▸ STATED EXERCISE: Rewrite the data starting at the line containing "next-post-button[interactable]: › [1233,368,1260,395]" and ending at the line containing "browser-menu-icon[interactable]: ⋮ [1261,33,1273,47]", with "interactable" replaced by "clickable" and nothing else changed.

_ _ _ _ _

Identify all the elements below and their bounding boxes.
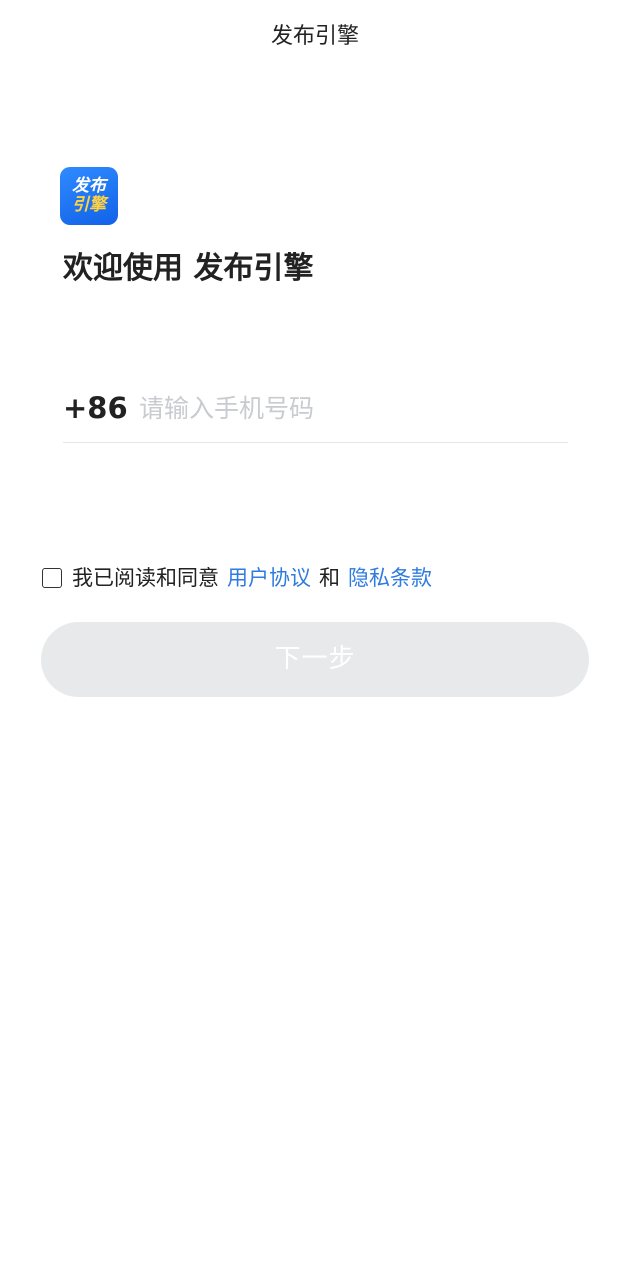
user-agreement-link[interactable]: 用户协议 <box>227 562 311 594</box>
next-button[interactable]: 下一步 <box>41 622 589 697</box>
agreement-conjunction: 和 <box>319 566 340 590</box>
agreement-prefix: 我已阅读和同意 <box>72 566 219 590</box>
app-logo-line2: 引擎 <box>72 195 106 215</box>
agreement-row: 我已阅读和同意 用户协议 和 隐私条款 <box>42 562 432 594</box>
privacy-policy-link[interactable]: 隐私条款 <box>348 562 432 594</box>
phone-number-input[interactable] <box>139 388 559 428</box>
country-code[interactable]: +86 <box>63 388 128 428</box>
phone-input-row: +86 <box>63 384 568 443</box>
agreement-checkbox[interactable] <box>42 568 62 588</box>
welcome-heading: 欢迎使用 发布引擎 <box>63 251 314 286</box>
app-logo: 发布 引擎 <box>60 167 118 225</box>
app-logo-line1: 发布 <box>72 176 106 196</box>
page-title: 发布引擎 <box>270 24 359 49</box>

_ _ _ _ _

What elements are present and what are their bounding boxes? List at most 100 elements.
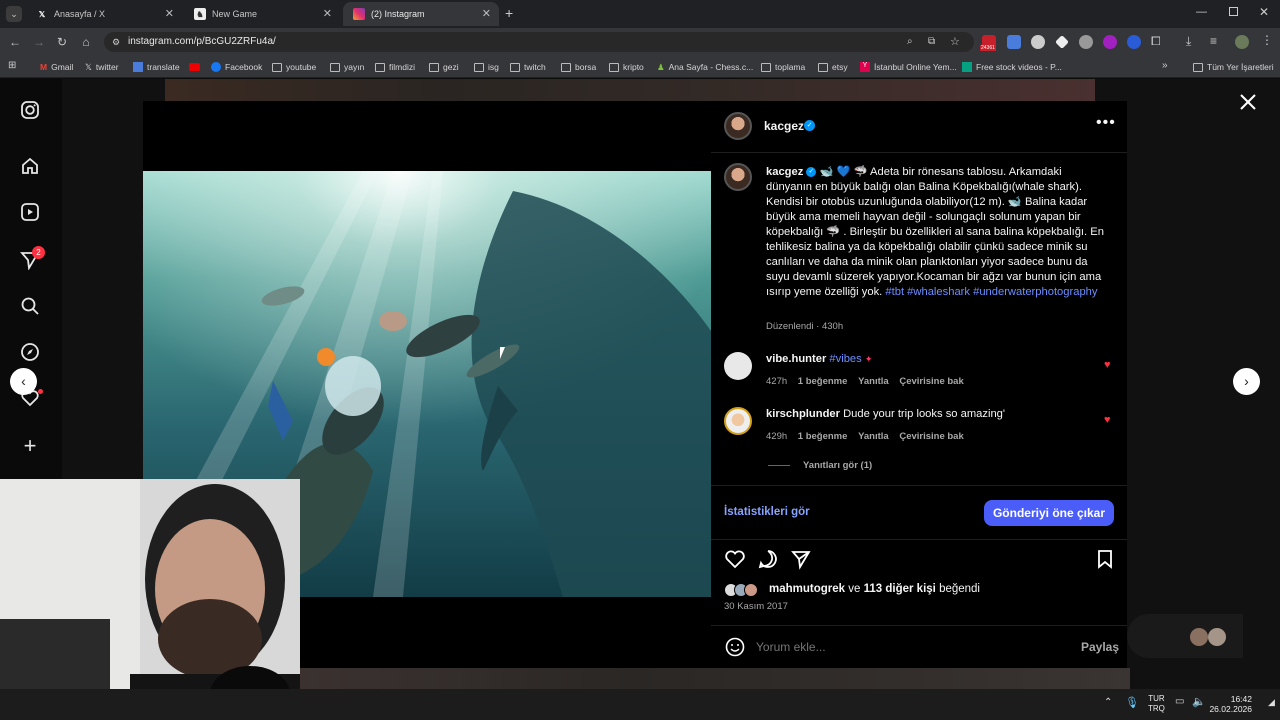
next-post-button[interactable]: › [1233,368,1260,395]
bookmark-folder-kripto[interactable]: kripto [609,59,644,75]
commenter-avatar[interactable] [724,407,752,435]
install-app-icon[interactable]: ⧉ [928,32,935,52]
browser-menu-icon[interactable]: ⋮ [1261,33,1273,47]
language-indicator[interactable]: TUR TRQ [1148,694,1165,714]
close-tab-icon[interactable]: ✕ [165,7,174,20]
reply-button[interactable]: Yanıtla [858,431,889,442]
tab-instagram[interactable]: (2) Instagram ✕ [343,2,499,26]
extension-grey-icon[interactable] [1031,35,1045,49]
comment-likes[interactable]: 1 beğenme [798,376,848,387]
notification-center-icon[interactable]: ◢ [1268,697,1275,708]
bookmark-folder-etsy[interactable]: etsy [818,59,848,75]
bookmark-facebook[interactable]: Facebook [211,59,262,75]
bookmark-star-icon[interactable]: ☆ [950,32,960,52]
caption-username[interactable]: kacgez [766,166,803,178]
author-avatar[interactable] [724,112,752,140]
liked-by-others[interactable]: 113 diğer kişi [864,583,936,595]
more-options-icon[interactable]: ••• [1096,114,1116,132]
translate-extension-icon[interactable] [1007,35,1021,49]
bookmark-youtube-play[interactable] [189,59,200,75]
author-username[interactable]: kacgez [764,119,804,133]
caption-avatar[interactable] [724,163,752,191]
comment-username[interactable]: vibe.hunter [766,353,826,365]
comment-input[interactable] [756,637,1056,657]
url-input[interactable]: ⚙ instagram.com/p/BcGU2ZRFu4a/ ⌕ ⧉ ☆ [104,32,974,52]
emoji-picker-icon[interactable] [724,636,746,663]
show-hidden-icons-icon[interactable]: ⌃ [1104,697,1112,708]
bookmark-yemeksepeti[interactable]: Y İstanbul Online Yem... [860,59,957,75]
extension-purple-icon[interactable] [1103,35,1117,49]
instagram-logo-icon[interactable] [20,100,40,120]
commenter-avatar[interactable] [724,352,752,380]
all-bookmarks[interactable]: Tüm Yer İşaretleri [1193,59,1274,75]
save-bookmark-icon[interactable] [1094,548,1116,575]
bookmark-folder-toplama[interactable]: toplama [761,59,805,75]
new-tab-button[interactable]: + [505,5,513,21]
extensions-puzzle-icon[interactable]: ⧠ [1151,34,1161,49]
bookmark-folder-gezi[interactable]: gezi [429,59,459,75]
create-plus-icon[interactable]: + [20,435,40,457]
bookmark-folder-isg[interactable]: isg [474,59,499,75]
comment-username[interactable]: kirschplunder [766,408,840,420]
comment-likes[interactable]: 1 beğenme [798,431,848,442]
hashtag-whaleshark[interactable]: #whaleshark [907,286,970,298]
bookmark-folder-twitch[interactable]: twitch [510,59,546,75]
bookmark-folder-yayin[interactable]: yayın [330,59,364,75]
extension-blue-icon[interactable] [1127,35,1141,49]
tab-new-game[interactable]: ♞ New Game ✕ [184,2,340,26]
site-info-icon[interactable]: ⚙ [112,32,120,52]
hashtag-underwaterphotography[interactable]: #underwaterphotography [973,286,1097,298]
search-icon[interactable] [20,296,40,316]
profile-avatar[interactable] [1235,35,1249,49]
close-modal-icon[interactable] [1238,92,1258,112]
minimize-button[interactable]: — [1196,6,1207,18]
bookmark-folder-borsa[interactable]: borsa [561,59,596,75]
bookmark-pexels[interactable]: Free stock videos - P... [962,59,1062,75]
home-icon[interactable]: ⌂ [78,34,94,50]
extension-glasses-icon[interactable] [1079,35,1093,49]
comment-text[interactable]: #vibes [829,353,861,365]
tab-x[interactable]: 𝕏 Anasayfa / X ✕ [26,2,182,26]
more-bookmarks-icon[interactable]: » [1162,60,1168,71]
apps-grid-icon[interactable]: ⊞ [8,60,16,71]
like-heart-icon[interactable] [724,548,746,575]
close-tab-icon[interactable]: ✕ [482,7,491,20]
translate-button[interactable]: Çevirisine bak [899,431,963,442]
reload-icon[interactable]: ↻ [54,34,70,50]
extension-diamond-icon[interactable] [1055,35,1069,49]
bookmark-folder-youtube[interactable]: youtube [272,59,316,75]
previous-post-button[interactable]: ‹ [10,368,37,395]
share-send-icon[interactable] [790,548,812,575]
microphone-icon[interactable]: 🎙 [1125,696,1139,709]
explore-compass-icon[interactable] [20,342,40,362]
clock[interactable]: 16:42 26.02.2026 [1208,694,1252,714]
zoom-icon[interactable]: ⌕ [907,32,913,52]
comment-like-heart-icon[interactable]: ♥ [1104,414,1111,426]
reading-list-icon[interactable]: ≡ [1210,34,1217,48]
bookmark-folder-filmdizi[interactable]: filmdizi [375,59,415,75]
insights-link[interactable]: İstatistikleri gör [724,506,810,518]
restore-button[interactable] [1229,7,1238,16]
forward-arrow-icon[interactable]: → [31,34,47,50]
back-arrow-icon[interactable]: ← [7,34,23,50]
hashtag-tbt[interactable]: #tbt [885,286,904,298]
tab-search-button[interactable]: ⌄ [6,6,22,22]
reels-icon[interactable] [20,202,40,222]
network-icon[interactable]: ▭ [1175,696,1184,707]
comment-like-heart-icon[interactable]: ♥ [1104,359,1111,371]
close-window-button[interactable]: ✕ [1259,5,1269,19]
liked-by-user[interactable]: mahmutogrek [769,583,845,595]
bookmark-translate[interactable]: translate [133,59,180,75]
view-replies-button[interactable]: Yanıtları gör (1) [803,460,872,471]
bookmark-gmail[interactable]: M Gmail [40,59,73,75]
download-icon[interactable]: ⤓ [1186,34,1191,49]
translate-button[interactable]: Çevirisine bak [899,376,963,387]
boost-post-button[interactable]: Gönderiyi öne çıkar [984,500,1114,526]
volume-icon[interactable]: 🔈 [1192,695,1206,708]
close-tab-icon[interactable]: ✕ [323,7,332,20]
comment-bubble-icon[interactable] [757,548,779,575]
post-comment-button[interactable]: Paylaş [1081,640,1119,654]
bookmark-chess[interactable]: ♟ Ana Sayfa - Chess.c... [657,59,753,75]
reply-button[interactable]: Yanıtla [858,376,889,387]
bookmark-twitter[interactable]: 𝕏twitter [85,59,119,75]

_ _ _ _ _

▸ COMPLETE RESPONSE:
next-post-button[clickable]: › [1233,368,1260,395]
bookmark-folder-kripto[clickable]: kripto [609,59,644,75]
commenter-avatar[clickable] [724,407,752,435]
install-app-icon[clickable]: ⧉ [928,32,935,52]
browser-menu-icon[clickable]: ⋮ [1261,33,1273,47]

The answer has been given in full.